Reproduce verbatim the rows beginning with the line that contains "value-cell: 0.06 (254, 277, 323, 291)" and continuing through the line that contains "value-cell: -34.54 (537, 193, 612, 207)".

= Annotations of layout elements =

===

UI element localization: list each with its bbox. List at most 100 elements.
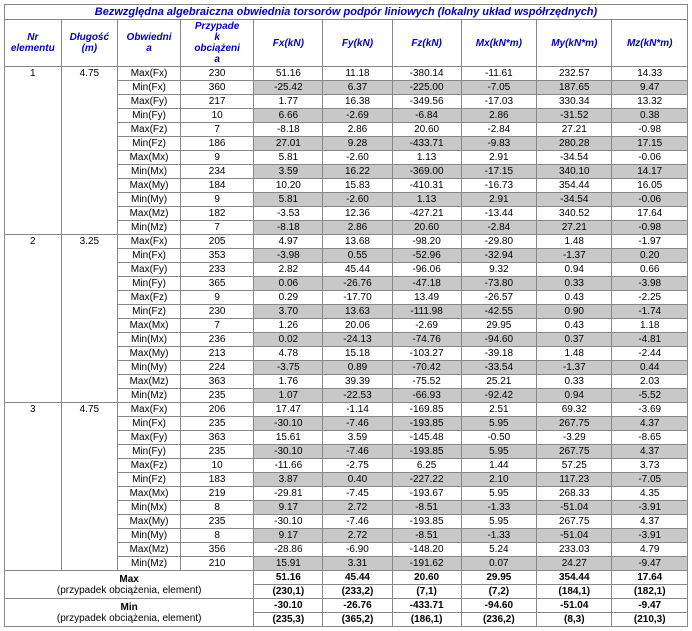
value-cell: 0.06 (254, 277, 323, 291)
value-cell: -2.44 (612, 347, 688, 361)
load-case: 235 (180, 389, 253, 403)
value-cell: 3.31 (323, 557, 392, 571)
value-cell: -24.13 (323, 333, 392, 347)
summary-value: -9.47 (612, 599, 688, 613)
value-cell: 5.95 (461, 445, 536, 459)
value-cell: 9.32 (461, 263, 536, 277)
value-cell: -433.71 (392, 137, 461, 151)
value-cell: 13.63 (323, 305, 392, 319)
value-cell: 15.18 (323, 347, 392, 361)
value-cell: 13.68 (323, 235, 392, 249)
load-case: 184 (180, 179, 253, 193)
value-cell: 0.44 (612, 361, 688, 375)
value-cell: -7.05 (612, 473, 688, 487)
value-cell: -103.27 (392, 347, 461, 361)
envelope: Min(Fy) (118, 445, 181, 459)
value-cell: -34.54 (537, 193, 612, 207)
value-cell: 0.29 (254, 291, 323, 305)
envelope: Max(Mx) (118, 319, 181, 333)
value-cell: -30.10 (254, 445, 323, 459)
envelope: Min(Mx) (118, 333, 181, 347)
load-case: 10 (180, 109, 253, 123)
envelope: Min(Mx) (118, 165, 181, 179)
value-cell: -25.42 (254, 81, 323, 95)
value-cell: 0.90 (537, 305, 612, 319)
col-header: Obwiednia (118, 20, 181, 67)
value-cell: 340.10 (537, 165, 612, 179)
value-cell: -11.66 (254, 459, 323, 473)
value-cell: 2.86 (461, 109, 536, 123)
envelope: Min(Fz) (118, 473, 181, 487)
envelope: Min(Fy) (118, 109, 181, 123)
value-cell: -2.69 (392, 319, 461, 333)
value-cell: -2.69 (323, 109, 392, 123)
element-nr: 2 (5, 235, 62, 403)
load-case: 234 (180, 165, 253, 179)
value-cell: -8.18 (254, 221, 323, 235)
value-cell: 0.07 (461, 557, 536, 571)
value-cell: -7.45 (323, 487, 392, 501)
value-cell: 1.07 (254, 389, 323, 403)
value-cell: 4.79 (612, 543, 688, 557)
value-cell: -26.76 (323, 277, 392, 291)
summary-label: Min(przypadek obciążenia, element) (5, 599, 254, 627)
summary-value: 29.95 (461, 571, 536, 585)
value-cell: 267.75 (537, 515, 612, 529)
load-case: 182 (180, 207, 253, 221)
summary-value: 45.44 (323, 571, 392, 585)
value-cell: -17.15 (461, 165, 536, 179)
load-case: 8 (180, 501, 253, 515)
value-cell: -11.61 (461, 67, 536, 81)
value-cell: 29.95 (461, 319, 536, 333)
value-cell: 1.48 (537, 347, 612, 361)
value-cell: 9.47 (612, 81, 688, 95)
value-cell: -51.04 (537, 501, 612, 515)
envelope: Max(Fy) (118, 431, 181, 445)
value-cell: -145.48 (392, 431, 461, 445)
value-cell: -34.54 (537, 151, 612, 165)
value-cell: 45.44 (323, 263, 392, 277)
value-cell: 5.81 (254, 193, 323, 207)
value-cell: 0.43 (537, 291, 612, 305)
envelope: Max(Fx) (118, 235, 181, 249)
value-cell: -2.25 (612, 291, 688, 305)
value-cell: -6.84 (392, 109, 461, 123)
envelope: Max(My) (118, 347, 181, 361)
envelope: Min(Mx) (118, 501, 181, 515)
load-case: 219 (180, 487, 253, 501)
value-cell: 20.60 (392, 221, 461, 235)
value-cell: -28.86 (254, 543, 323, 557)
value-cell: 16.38 (323, 95, 392, 109)
value-cell: -7.46 (323, 515, 392, 529)
value-cell: -1.33 (461, 501, 536, 515)
value-cell: -39.18 (461, 347, 536, 361)
value-cell: 4.37 (612, 417, 688, 431)
load-case: 10 (180, 459, 253, 473)
value-cell: -193.67 (392, 487, 461, 501)
value-cell: 2.10 (461, 473, 536, 487)
value-cell: -227.22 (392, 473, 461, 487)
value-cell: 3.59 (254, 165, 323, 179)
value-cell: -16.73 (461, 179, 536, 193)
value-cell: 11.18 (323, 67, 392, 81)
summary-value: 354.44 (537, 571, 612, 585)
envelope: Min(Fz) (118, 305, 181, 319)
value-cell: 9.17 (254, 501, 323, 515)
value-cell: -2.75 (323, 459, 392, 473)
value-cell: 1.18 (612, 319, 688, 333)
value-cell: -13.44 (461, 207, 536, 221)
envelope: Min(Mz) (118, 557, 181, 571)
envelope: Min(Mz) (118, 221, 181, 235)
value-cell: 27.21 (537, 221, 612, 235)
value-cell: 187.65 (537, 81, 612, 95)
value-cell: 1.76 (254, 375, 323, 389)
value-cell: 69.32 (537, 403, 612, 417)
envelope: Min(Fz) (118, 137, 181, 151)
value-cell: -29.81 (254, 487, 323, 501)
summary-value: 17.64 (612, 571, 688, 585)
col-header: Mz(kN*m) (612, 20, 688, 67)
value-cell: 0.33 (537, 277, 612, 291)
value-cell: -7.46 (323, 445, 392, 459)
value-cell: 0.20 (612, 249, 688, 263)
col-header: Mx(kN*m) (461, 20, 536, 67)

===

= Written reply =
value-cell: 0.06 (254, 277, 323, 291)
value-cell: -2.44 (612, 347, 688, 361)
load-case: 235 (180, 389, 253, 403)
value-cell: 3.31 (323, 557, 392, 571)
value-cell: -24.13 (323, 333, 392, 347)
summary-value: -9.47 (612, 599, 688, 613)
value-cell: 5.95 (461, 445, 536, 459)
value-cell: 9.32 (461, 263, 536, 277)
value-cell: -433.71 (392, 137, 461, 151)
value-cell: 13.63 (323, 305, 392, 319)
value-cell: 15.18 (323, 347, 392, 361)
value-cell: 13.68 (323, 235, 392, 249)
load-case: 184 (180, 179, 253, 193)
value-cell: 0.44 (612, 361, 688, 375)
value-cell: -7.05 (612, 473, 688, 487)
value-cell: -103.27 (392, 347, 461, 361)
envelope: Min(Fy) (118, 445, 181, 459)
value-cell: -34.54 (537, 193, 612, 207)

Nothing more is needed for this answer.